__SUPPLIED MATERIAL__

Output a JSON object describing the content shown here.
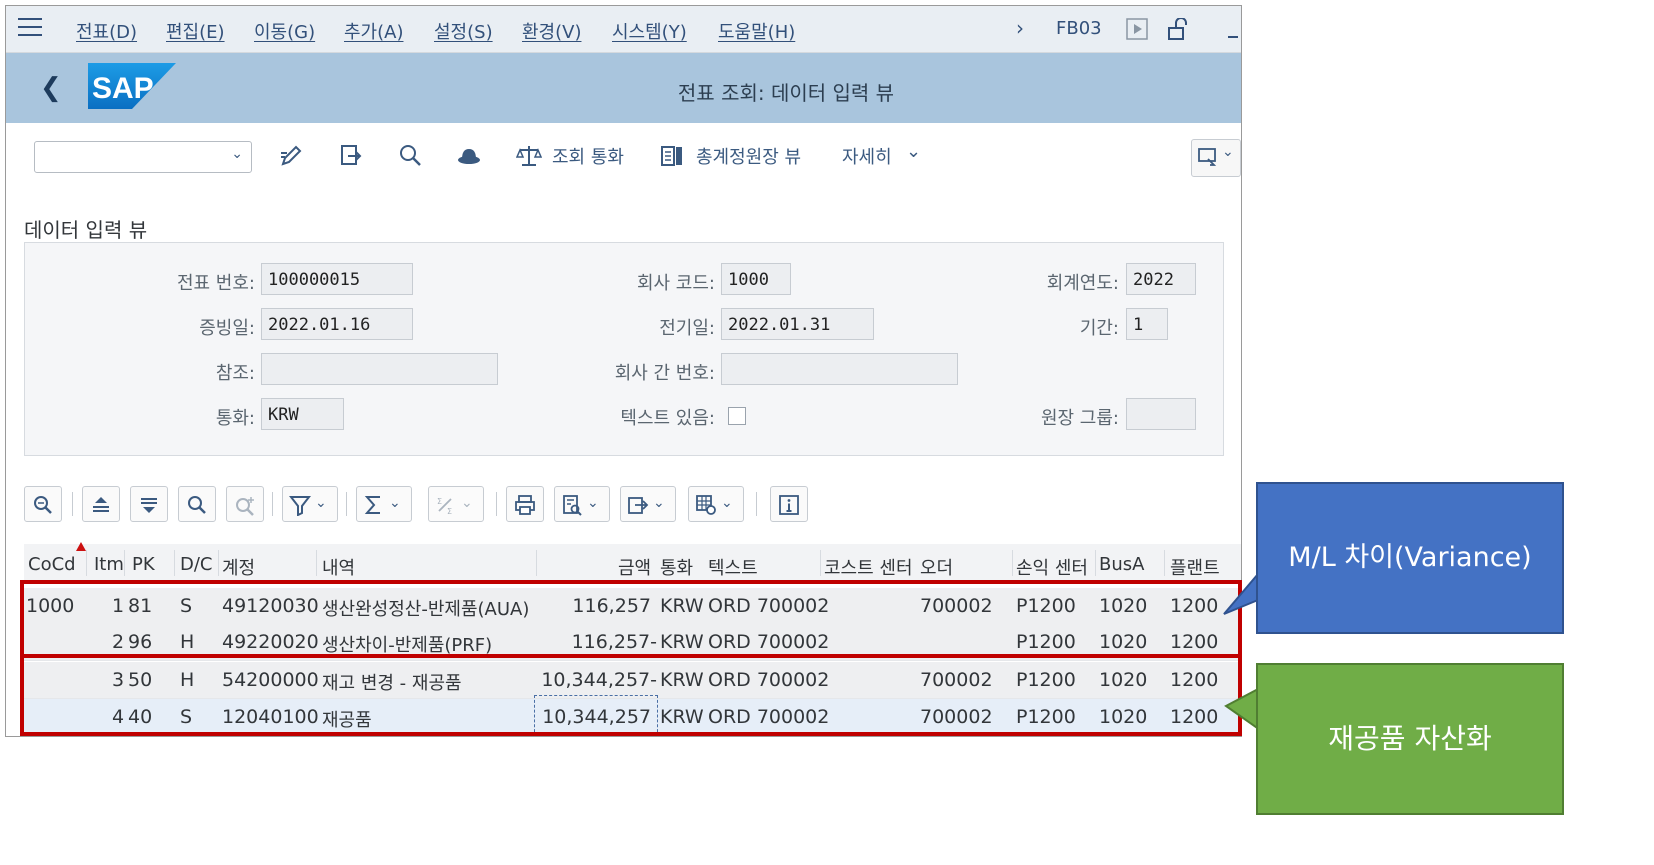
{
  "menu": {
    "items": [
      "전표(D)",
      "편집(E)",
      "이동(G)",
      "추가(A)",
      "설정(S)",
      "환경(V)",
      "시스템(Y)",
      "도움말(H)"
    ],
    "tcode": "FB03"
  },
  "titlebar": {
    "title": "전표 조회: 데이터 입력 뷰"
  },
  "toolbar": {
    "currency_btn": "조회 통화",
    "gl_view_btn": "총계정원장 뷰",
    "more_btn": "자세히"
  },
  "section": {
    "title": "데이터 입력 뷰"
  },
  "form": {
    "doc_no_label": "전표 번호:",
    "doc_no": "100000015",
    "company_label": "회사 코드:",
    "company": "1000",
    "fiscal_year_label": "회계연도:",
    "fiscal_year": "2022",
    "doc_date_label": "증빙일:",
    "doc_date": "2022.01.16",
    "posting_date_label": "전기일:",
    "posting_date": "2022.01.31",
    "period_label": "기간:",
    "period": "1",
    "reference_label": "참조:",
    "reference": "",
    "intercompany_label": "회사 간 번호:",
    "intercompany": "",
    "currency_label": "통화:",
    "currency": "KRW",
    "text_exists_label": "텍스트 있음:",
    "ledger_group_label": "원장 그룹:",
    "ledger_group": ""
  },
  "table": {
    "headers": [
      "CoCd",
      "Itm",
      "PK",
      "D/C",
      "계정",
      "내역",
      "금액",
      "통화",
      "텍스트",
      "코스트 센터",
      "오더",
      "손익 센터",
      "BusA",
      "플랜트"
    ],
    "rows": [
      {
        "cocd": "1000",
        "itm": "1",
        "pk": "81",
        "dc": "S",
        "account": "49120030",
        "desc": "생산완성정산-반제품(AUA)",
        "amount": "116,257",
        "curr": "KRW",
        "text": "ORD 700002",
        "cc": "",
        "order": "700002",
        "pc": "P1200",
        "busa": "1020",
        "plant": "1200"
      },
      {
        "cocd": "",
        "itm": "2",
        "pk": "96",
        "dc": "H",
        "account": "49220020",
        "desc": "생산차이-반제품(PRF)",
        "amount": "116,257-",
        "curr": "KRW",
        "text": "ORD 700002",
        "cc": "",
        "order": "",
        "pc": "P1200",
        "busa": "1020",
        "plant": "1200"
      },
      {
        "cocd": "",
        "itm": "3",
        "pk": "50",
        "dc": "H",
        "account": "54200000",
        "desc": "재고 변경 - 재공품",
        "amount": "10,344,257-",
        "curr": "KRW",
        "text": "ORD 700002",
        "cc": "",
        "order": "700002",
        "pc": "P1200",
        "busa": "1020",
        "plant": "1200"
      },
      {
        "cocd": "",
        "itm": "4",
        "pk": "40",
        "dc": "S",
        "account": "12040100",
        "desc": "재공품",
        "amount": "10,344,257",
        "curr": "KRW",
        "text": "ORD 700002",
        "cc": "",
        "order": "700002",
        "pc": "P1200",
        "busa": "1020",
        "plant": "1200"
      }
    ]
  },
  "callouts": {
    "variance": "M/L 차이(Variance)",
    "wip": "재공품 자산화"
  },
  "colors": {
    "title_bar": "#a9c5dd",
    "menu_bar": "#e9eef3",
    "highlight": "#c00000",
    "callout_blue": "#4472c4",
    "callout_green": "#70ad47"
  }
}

__GIVEN INSTRUCTION__
Your copy should match the entries exactly, minus the pictures.

__EXERCISE RESULT__
Output a JSON object describing the content shown here.
{
  "menu": {
    "items": [
      "전표(D)",
      "편집(E)",
      "이동(G)",
      "추가(A)",
      "설정(S)",
      "환경(V)",
      "시스템(Y)",
      "도움말(H)"
    ],
    "tcode": "FB03"
  },
  "titlebar": {
    "title": "전표 조회: 데이터 입력 뷰"
  },
  "toolbar": {
    "currency_btn": "조회 통화",
    "gl_view_btn": "총계정원장 뷰",
    "more_btn": "자세히"
  },
  "section": {
    "title": "데이터 입력 뷰"
  },
  "form": {
    "doc_no_label": "전표 번호:",
    "doc_no": "100000015",
    "company_label": "회사 코드:",
    "company": "1000",
    "fiscal_year_label": "회계연도:",
    "fiscal_year": "2022",
    "doc_date_label": "증빙일:",
    "doc_date": "2022.01.16",
    "posting_date_label": "전기일:",
    "posting_date": "2022.01.31",
    "period_label": "기간:",
    "period": "1",
    "reference_label": "참조:",
    "reference": "",
    "intercompany_label": "회사 간 번호:",
    "intercompany": "",
    "currency_label": "통화:",
    "currency": "KRW",
    "text_exists_label": "텍스트 있음:",
    "ledger_group_label": "원장 그룹:",
    "ledger_group": ""
  },
  "table": {
    "headers": [
      "CoCd",
      "Itm",
      "PK",
      "D/C",
      "계정",
      "내역",
      "금액",
      "통화",
      "텍스트",
      "코스트 센터",
      "오더",
      "손익 센터",
      "BusA",
      "플랜트"
    ],
    "rows": [
      {
        "cocd": "1000",
        "itm": "1",
        "pk": "81",
        "dc": "S",
        "account": "49120030",
        "desc": "생산완성정산-반제품(AUA)",
        "amount": "116,257",
        "curr": "KRW",
        "text": "ORD 700002",
        "cc": "",
        "order": "700002",
        "pc": "P1200",
        "busa": "1020",
        "plant": "1200"
      },
      {
        "cocd": "",
        "itm": "2",
        "pk": "96",
        "dc": "H",
        "account": "49220020",
        "desc": "생산차이-반제품(PRF)",
        "amount": "116,257-",
        "curr": "KRW",
        "text": "ORD 700002",
        "cc": "",
        "order": "",
        "pc": "P1200",
        "busa": "1020",
        "plant": "1200"
      },
      {
        "cocd": "",
        "itm": "3",
        "pk": "50",
        "dc": "H",
        "account": "54200000",
        "desc": "재고 변경 - 재공품",
        "amount": "10,344,257-",
        "curr": "KRW",
        "text": "ORD 700002",
        "cc": "",
        "order": "700002",
        "pc": "P1200",
        "busa": "1020",
        "plant": "1200"
      },
      {
        "cocd": "",
        "itm": "4",
        "pk": "40",
        "dc": "S",
        "account": "12040100",
        "desc": "재공품",
        "amount": "10,344,257",
        "curr": "KRW",
        "text": "ORD 700002",
        "cc": "",
        "order": "700002",
        "pc": "P1200",
        "busa": "1020",
        "plant": "1200"
      }
    ]
  },
  "callouts": {
    "variance": "M/L 차이(Variance)",
    "wip": "재공품 자산화"
  },
  "colors": {
    "title_bar": "#a9c5dd",
    "menu_bar": "#e9eef3",
    "highlight": "#c00000",
    "callout_blue": "#4472c4",
    "callout_green": "#70ad47"
  }
}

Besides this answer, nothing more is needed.